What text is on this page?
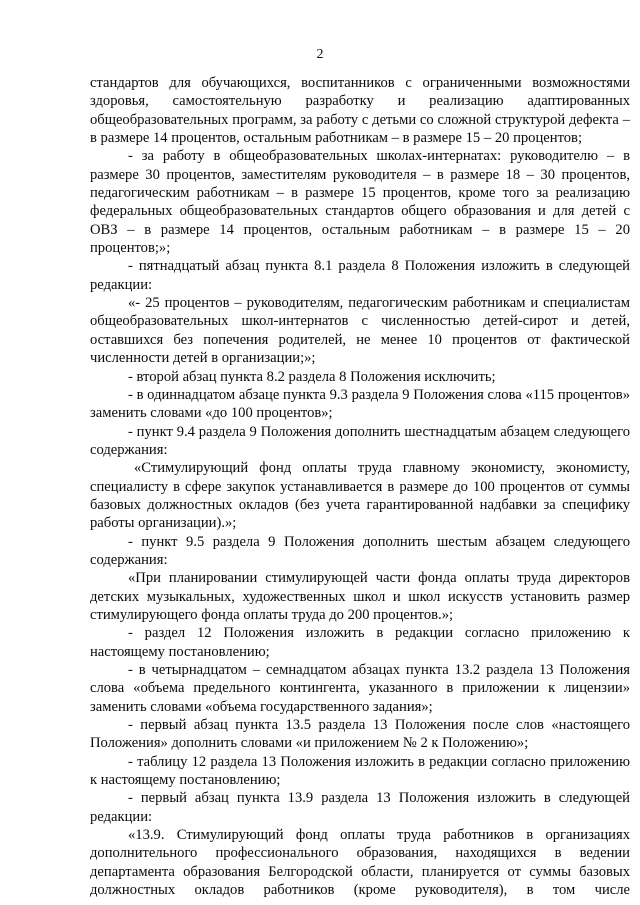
2

стандартов для обучающихся, воспитанников с ограниченными возможностями здоровья, самостоятельную разработку и реализацию адаптированных общеобразовательных программ, за работу с детьми со сложной структурой дефекта – в размере 14 процентов, остальным работникам – в размере 15 – 20 процентов;

- за работу в общеобразовательных школах-интернатах: руководителю – в размере 30 процентов, заместителям руководителя – в размере 18 – 30 процентов, педагогическим работникам – в размере 15 процентов, кроме того за реализацию федеральных общеобразовательных стандартов общего образования и для детей с ОВЗ – в размере 14 процентов, остальным работникам – в размере 15 – 20 процентов;»;

- пятнадцатый абзац пункта 8.1 раздела 8 Положения изложить в следующей редакции:

«- 25 процентов – руководителям, педагогическим работникам и специалистам общеобразовательных школ-интернатов с численностью детей-сирот и детей, оставшихся без попечения родителей, не менее 10 процентов от фактической численности детей в организации;»;

- второй абзац пункта 8.2 раздела 8 Положения исключить;

- в одиннадцатом абзаце пункта 9.3 раздела 9 Положения слова «115 процентов» заменить словами «до 100 процентов»;

- пункт 9.4 раздела 9 Положения дополнить шестнадцатым абзацем следующего содержания:

«Стимулирующий фонд оплаты труда главному экономисту, экономисту, специалисту в сфере закупок устанавливается в размере до 100 процентов от суммы базовых должностных окладов (без учета гарантированной надбавки за специфику работы организации).»;

- пункт 9.5 раздела 9 Положения дополнить шестым абзацем следующего содержания:

«При планировании стимулирующей части фонда оплаты труда директоров детских музыкальных, художественных школ и школ искусств установить размер стимулирующего фонда оплаты труда до 200 процентов.»;

- раздел 12 Положения изложить в редакции согласно приложению к настоящему постановлению;

- в четырнадцатом – семнадцатом абзацах пункта 13.2 раздела 13 Положения слова «объема предельного контингента, указанного в приложении к лицензии» заменить словами «объема государственного задания»;

- первый абзац пункта 13.5 раздела 13 Положения после слов «настоящего Положения» дополнить словами «и приложением № 2 к Положению»;

- таблицу 12 раздела 13 Положения изложить в редакции согласно приложению к настоящему постановлению;

- первый абзац пункта 13.9 раздела 13 Положения изложить в следующей редакции:

«13.9. Стимулирующий фонд оплаты труда работников в организациях дополнительного профессионального образования, находящихся в ведении департамента образования Белгородской области, планируется от суммы базовых должностных окладов работников (кроме руководителя), в том числе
**********
## TASK
Quote all the records verbatim, dropping any pictures from your copy.

## REPLY
What text is on this page?
2

стандартов для обучающихся, воспитанников с ограниченными возможностями здоровья, самостоятельную разработку и реализацию адаптированных общеобразовательных программ, за работу с детьми со сложной структурой дефекта – в размере 14 процентов, остальным работникам – в размере 15 – 20 процентов;

- за работу в общеобразовательных школах-интернатах: руководителю – в размере 30 процентов, заместителям руководителя – в размере 18 – 30 процентов, педагогическим работникам – в размере 15 процентов, кроме того за реализацию федеральных общеобразовательных стандартов общего образования и для детей с ОВЗ – в размере 14 процентов, остальным работникам – в размере 15 – 20 процентов;»;

- пятнадцатый абзац пункта 8.1 раздела 8 Положения изложить в следующей редакции:

«- 25 процентов – руководителям, педагогическим работникам и специалистам общеобразовательных школ-интернатов с численностью детей-сирот и детей, оставшихся без попечения родителей, не менее 10 процентов от фактической численности детей в организации;»;

- второй абзац пункта 8.2 раздела 8 Положения исключить;

- в одиннадцатом абзаце пункта 9.3 раздела 9 Положения слова «115 процентов» заменить словами «до 100 процентов»;

- пункт 9.4 раздела 9 Положения дополнить шестнадцатым абзацем следующего содержания:

«Стимулирующий фонд оплаты труда главному экономисту, экономисту, специалисту в сфере закупок устанавливается в размере до 100 процентов от суммы базовых должностных окладов (без учета гарантированной надбавки за специфику работы организации).»;

- пункт 9.5 раздела 9 Положения дополнить шестым абзацем следующего содержания:

«При планировании стимулирующей части фонда оплаты труда директоров детских музыкальных, художественных школ и школ искусств установить размер стимулирующего фонда оплаты труда до 200 процентов.»;

- раздел 12 Положения изложить в редакции согласно приложению к настоящему постановлению;

- в четырнадцатом – семнадцатом абзацах пункта 13.2 раздела 13 Положения слова «объема предельного контингента, указанного в приложении к лицензии» заменить словами «объема государственного задания»;

- первый абзац пункта 13.5 раздела 13 Положения после слов «настоящего Положения» дополнить словами «и приложением № 2 к Положению»;

- таблицу 12 раздела 13 Положения изложить в редакции согласно приложению к настоящему постановлению;

- первый абзац пункта 13.9 раздела 13 Положения изложить в следующей редакции:

«13.9. Стимулирующий фонд оплаты труда работников в организациях дополнительного профессионального образования, находящихся в ведении департамента образования Белгородской области, планируется от суммы базовых должностных окладов работников (кроме руководителя), в том числе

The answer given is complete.